» **Task description**: State how many lines in the entries below hold the word "image", with nothing besides the number.

» **Data supplied**:
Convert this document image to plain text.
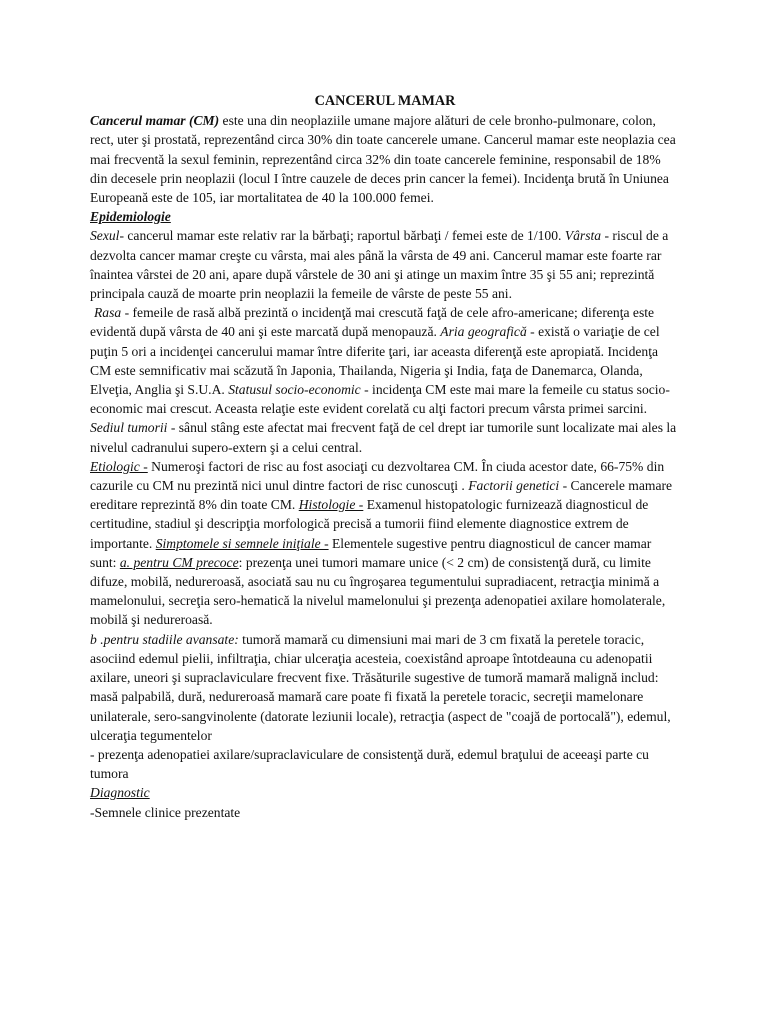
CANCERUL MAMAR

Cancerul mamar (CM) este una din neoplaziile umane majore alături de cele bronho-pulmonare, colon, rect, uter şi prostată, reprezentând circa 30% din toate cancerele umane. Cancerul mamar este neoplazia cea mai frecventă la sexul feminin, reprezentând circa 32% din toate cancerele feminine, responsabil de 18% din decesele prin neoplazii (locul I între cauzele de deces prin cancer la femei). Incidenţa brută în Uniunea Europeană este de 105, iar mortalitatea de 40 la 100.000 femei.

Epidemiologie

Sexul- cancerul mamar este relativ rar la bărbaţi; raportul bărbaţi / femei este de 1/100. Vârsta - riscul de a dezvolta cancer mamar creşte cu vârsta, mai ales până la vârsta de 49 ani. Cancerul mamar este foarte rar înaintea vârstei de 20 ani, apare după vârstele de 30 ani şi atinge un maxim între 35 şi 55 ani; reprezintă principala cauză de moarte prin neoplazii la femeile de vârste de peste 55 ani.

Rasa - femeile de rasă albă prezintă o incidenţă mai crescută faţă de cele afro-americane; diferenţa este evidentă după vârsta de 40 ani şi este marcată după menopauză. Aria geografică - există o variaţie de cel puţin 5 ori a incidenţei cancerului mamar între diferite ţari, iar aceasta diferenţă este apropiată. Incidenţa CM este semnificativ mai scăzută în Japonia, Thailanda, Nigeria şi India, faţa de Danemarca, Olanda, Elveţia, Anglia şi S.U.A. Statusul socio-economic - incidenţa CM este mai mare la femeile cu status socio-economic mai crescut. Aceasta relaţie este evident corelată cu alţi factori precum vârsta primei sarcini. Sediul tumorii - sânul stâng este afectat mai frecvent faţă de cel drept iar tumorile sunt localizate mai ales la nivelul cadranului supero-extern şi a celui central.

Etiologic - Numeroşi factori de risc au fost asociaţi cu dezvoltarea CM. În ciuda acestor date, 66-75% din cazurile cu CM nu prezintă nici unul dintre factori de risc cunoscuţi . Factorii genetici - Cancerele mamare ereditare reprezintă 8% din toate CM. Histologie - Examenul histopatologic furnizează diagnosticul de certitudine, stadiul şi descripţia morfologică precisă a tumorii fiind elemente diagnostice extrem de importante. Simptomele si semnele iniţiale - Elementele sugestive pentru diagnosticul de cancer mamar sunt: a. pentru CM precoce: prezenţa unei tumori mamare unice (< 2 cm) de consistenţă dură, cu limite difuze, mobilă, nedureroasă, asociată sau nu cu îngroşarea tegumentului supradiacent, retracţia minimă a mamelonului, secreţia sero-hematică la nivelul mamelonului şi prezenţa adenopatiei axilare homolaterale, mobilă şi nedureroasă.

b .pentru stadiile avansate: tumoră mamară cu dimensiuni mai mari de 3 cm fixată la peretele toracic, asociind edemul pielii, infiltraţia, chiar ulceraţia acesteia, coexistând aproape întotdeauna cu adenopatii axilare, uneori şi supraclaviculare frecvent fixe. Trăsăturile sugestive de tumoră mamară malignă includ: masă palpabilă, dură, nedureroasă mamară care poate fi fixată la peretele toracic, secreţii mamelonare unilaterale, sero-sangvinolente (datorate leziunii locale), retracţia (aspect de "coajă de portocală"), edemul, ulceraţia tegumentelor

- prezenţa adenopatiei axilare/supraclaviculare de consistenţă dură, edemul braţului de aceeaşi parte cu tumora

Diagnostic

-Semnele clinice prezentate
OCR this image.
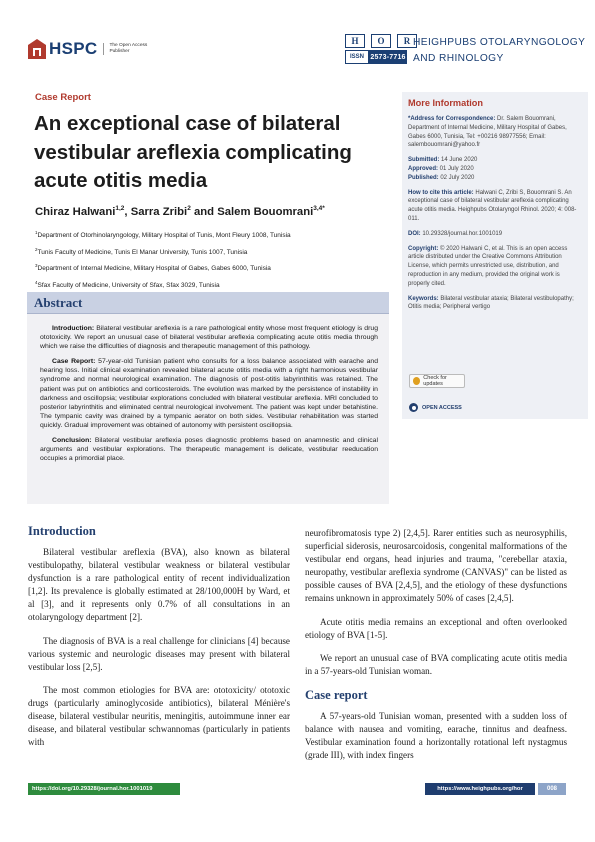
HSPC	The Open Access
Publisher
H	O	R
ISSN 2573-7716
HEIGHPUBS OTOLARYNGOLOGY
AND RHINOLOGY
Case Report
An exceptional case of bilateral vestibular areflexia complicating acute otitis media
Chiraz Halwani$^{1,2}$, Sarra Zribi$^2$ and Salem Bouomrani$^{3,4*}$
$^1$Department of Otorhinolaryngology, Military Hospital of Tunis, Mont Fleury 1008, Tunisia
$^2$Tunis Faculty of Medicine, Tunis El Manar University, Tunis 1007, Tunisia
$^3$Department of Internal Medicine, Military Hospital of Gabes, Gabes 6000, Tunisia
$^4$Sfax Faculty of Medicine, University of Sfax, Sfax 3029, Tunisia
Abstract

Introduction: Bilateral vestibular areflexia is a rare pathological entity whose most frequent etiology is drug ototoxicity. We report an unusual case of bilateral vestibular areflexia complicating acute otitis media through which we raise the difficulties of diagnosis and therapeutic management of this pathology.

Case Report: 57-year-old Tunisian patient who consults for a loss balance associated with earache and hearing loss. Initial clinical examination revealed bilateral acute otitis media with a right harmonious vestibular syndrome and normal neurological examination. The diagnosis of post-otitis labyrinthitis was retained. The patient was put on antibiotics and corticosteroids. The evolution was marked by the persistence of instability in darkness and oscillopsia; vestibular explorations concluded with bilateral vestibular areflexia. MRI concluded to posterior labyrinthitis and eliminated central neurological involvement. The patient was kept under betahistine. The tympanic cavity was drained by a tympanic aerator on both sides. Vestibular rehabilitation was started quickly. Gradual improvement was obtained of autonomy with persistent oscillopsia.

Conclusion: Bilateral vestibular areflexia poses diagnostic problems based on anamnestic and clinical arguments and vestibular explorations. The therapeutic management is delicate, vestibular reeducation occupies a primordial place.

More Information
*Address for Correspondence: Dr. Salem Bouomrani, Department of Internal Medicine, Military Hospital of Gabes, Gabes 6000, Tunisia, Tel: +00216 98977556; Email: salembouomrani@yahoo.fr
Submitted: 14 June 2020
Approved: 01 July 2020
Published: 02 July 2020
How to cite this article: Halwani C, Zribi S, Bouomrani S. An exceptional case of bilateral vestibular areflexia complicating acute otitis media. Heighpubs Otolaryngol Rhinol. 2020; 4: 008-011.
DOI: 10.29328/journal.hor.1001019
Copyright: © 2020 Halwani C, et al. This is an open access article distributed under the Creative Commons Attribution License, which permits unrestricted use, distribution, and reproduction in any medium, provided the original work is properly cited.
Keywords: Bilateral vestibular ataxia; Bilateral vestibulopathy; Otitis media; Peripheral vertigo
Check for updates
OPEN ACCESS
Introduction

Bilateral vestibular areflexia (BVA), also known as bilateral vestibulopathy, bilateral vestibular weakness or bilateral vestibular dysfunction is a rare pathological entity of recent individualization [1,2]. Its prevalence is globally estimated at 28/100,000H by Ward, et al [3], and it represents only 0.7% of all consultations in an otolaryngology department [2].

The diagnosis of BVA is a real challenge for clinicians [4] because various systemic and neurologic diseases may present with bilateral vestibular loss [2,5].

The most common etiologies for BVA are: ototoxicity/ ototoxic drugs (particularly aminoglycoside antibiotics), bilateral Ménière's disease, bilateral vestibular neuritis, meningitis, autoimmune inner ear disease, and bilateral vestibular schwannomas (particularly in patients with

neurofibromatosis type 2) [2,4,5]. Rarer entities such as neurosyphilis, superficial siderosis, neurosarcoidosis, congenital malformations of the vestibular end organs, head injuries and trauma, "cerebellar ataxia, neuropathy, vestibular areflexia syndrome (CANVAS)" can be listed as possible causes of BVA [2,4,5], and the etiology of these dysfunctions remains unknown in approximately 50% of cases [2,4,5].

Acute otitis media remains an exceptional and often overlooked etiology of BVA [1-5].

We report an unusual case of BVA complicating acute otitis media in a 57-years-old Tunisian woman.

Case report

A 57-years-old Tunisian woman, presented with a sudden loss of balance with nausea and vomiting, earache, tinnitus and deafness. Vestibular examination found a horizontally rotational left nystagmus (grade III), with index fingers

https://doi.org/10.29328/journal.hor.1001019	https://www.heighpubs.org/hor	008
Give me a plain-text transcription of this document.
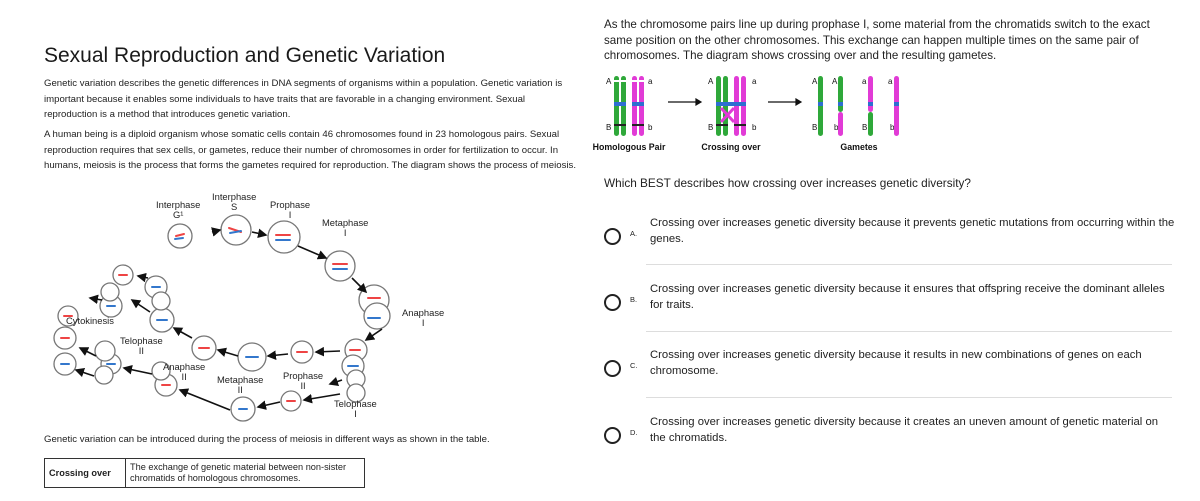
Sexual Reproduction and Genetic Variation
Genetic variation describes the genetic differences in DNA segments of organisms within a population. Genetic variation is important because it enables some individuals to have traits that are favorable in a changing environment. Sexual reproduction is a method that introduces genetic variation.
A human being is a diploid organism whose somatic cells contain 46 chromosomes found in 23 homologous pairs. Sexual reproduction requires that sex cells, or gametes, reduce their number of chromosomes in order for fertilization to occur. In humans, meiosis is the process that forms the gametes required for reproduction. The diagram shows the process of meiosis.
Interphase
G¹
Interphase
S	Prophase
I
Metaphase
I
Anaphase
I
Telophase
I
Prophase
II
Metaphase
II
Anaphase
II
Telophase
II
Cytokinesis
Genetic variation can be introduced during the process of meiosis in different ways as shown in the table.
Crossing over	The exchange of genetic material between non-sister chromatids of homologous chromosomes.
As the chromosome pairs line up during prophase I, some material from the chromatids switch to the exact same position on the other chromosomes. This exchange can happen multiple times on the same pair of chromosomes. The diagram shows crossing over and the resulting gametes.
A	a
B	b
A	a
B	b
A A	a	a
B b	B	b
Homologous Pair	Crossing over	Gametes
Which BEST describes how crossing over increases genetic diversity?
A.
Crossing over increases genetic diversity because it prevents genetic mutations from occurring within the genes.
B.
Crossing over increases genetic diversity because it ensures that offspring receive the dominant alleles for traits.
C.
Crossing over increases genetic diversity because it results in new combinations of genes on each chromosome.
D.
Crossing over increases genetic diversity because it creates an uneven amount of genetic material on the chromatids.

» **Solution**: 2